**DATA FOR THIS TASK:**

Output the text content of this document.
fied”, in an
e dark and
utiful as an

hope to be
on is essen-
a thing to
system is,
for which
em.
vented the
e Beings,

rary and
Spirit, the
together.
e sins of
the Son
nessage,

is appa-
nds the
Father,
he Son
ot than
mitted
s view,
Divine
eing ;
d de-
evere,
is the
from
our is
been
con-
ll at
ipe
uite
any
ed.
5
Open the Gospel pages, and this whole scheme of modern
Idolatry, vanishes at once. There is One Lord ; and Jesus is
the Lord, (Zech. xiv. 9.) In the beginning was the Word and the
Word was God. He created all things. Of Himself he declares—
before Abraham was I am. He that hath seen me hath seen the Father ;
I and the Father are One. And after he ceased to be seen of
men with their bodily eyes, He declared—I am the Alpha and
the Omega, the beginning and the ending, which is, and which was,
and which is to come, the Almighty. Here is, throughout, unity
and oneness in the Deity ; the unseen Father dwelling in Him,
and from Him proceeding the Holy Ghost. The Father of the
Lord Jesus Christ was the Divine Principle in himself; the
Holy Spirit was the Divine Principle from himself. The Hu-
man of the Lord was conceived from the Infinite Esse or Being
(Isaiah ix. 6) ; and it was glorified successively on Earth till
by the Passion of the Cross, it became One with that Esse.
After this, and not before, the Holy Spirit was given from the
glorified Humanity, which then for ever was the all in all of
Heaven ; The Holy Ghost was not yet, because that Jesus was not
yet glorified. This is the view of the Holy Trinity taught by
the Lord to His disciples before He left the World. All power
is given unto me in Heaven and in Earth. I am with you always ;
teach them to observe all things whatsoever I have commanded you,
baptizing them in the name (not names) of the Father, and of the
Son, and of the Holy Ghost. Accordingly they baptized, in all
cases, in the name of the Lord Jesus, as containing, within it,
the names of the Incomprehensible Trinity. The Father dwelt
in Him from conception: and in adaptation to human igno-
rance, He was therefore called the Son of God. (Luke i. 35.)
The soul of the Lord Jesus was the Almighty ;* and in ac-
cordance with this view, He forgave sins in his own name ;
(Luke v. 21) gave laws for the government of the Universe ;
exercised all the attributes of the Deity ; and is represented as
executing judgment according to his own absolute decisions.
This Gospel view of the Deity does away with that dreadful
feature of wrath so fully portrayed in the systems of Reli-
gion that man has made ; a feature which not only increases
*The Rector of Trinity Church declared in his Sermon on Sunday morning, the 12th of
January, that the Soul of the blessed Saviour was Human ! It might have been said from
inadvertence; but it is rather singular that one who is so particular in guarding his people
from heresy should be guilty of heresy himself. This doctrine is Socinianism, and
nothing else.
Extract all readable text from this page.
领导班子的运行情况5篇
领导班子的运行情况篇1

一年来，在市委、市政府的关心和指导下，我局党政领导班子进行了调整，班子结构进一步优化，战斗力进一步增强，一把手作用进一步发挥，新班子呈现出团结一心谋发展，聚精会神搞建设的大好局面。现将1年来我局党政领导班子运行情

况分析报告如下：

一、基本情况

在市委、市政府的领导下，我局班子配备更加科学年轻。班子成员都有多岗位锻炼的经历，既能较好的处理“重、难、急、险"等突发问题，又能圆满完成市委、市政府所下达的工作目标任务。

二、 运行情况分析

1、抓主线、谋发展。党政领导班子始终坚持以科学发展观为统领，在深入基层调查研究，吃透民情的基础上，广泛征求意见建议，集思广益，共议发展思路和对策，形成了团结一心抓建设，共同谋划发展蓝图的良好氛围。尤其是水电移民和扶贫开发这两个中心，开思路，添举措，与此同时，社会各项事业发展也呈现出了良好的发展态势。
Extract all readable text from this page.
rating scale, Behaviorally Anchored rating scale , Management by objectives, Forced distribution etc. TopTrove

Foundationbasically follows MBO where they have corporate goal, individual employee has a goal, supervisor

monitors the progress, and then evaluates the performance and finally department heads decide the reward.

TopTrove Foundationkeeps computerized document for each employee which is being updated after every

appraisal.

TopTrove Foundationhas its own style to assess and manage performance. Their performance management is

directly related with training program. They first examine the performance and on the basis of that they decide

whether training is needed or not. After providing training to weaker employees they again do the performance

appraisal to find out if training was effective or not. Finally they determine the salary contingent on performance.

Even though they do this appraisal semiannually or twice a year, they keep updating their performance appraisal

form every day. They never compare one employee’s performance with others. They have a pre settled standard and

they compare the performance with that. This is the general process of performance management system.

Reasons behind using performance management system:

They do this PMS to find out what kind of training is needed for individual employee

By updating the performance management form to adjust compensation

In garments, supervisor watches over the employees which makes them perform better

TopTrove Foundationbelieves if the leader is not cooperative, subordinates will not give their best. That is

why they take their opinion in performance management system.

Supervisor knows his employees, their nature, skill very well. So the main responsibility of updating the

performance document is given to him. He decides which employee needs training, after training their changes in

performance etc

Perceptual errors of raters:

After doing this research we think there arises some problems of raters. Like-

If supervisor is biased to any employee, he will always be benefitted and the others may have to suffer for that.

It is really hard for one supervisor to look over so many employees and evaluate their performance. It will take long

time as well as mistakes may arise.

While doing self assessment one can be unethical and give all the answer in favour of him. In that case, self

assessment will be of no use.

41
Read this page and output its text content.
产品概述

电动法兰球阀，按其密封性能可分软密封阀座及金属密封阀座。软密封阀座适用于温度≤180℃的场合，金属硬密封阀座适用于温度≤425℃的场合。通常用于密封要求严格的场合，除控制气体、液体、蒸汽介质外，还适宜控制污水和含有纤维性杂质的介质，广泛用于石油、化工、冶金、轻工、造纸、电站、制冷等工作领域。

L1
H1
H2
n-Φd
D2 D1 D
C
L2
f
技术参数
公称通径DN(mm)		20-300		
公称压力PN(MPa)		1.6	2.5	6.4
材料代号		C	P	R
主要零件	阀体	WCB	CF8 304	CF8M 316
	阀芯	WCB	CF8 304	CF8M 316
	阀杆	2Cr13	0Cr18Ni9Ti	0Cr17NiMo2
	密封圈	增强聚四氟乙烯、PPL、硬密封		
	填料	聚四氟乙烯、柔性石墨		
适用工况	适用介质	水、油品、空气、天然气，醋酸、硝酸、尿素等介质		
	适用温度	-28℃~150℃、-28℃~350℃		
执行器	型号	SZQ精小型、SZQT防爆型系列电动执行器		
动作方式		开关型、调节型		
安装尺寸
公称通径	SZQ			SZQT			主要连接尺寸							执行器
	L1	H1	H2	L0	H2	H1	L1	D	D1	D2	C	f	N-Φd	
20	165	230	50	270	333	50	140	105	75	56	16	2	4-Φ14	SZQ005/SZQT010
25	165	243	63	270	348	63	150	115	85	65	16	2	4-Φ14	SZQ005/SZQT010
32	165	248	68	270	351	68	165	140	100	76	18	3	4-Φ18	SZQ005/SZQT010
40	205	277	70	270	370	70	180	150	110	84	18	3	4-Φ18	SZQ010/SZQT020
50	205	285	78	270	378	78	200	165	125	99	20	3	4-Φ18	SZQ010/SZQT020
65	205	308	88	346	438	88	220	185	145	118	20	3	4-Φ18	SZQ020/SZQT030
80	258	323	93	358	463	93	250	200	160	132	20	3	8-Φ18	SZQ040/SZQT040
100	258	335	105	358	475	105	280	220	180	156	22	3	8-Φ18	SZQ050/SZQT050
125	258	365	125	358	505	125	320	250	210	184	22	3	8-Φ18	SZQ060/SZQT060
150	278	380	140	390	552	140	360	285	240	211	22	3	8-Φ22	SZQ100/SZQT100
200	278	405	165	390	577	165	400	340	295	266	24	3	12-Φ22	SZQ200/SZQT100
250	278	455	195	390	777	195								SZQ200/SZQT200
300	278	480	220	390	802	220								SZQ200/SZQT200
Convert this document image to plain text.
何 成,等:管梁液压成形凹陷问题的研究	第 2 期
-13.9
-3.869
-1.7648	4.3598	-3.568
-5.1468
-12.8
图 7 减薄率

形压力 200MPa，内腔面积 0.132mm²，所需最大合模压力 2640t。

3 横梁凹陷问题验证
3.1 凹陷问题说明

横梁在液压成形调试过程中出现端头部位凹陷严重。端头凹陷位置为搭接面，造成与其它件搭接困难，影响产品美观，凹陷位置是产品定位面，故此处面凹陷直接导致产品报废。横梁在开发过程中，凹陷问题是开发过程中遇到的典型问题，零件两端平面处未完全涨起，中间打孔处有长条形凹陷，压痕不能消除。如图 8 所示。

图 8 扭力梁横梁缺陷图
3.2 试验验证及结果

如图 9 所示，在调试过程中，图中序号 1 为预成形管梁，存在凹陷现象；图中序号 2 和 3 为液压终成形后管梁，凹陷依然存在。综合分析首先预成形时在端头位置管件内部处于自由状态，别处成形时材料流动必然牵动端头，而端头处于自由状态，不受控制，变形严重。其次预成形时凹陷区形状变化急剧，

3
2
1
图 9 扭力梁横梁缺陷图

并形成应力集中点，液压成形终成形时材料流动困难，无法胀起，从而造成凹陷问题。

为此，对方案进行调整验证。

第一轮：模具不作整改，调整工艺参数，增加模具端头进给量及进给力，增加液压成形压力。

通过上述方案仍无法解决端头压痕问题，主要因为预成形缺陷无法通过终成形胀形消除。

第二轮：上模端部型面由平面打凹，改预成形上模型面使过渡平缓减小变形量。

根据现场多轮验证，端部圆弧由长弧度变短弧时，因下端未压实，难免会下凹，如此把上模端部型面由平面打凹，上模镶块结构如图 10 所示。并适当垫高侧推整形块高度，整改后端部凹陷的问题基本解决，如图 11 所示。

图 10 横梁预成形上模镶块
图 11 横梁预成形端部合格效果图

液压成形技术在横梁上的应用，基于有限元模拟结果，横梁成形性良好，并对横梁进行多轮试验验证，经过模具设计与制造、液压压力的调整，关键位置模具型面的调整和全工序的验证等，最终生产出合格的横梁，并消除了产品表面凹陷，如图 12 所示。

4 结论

**DIRECTIVE:** Find the line that contains "Convert this document image to plain text." in the listing above. Retype it and every line after it up to the last, exactly, and nothing else.

**SOLUTION BELOW:**
Convert this document image to plain text.
何 成,等:管梁液压成形凹陷问题的研究	第 2 期
-13.9
-3.869
-1.7648	4.3598	-3.568
-5.1468
-12.8
图 7 减薄率

形压力 200MPa，内腔面积 0.132mm²，所需最大合模压力 2640t。

3 横梁凹陷问题验证
3.1 凹陷问题说明

横梁在液压成形调试过程中出现端头部位凹陷严重。端头凹陷位置为搭接面，造成与其它件搭接困难，影响产品美观，凹陷位置是产品定位面，故此处面凹陷直接导致产品报废。横梁在开发过程中，凹陷问题是开发过程中遇到的典型问题，零件两端平面处未完全涨起，中间打孔处有长条形凹陷，压痕不能消除。如图 8 所示。

图 8 扭力梁横梁缺陷图
3.2 试验验证及结果

如图 9 所示，在调试过程中，图中序号 1 为预成形管梁，存在凹陷现象；图中序号 2 和 3 为液压终成形后管梁，凹陷依然存在。综合分析首先预成形时在端头位置管件内部处于自由状态，别处成形时材料流动必然牵动端头，而端头处于自由状态，不受控制，变形严重。其次预成形时凹陷区形状变化急剧，

3
2
1
图 9 扭力梁横梁缺陷图

并形成应力集中点，液压成形终成形时材料流动困难，无法胀起，从而造成凹陷问题。

为此，对方案进行调整验证。

第一轮：模具不作整改，调整工艺参数，增加模具端头进给量及进给力，增加液压成形压力。

通过上述方案仍无法解决端头压痕问题，主要因为预成形缺陷无法通过终成形胀形消除。

第二轮：上模端部型面由平面打凹，改预成形上模型面使过渡平缓减小变形量。

根据现场多轮验证，端部圆弧由长弧度变短弧时，因下端未压实，难免会下凹，如此把上模端部型面由平面打凹，上模镶块结构如图 10 所示。并适当垫高侧推整形块高度，整改后端部凹陷的问题基本解决，如图 11 所示。

图 10 横梁预成形上模镶块
图 11 横梁预成形端部合格效果图

液压成形技术在横梁上的应用，基于有限元模拟结果，横梁成形性良好，并对横梁进行多轮试验验证，经过模具设计与制造、液压压力的调整，关键位置模具型面的调整和全工序的验证等，最终生产出合格的横梁，并消除了产品表面凹陷，如图 12 所示。

4 结论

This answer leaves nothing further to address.